Aim — Count each line below that has "value" anywhere in it. Answer with the total alone.

The input —
§ §

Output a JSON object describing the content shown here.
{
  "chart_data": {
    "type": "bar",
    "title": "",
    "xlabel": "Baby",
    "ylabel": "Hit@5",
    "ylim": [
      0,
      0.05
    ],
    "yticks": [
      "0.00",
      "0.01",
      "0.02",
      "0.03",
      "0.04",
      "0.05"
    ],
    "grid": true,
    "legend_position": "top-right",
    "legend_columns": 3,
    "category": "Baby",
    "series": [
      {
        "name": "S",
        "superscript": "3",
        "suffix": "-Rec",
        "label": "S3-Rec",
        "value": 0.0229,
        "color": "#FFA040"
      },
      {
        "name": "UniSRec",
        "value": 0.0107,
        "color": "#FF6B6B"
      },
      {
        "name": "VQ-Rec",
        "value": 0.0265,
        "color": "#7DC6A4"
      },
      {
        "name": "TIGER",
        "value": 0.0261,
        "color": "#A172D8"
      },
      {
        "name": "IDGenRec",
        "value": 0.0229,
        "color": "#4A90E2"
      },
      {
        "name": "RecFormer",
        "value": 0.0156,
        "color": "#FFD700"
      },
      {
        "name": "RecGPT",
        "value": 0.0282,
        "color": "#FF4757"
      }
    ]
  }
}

§ §

Result — 7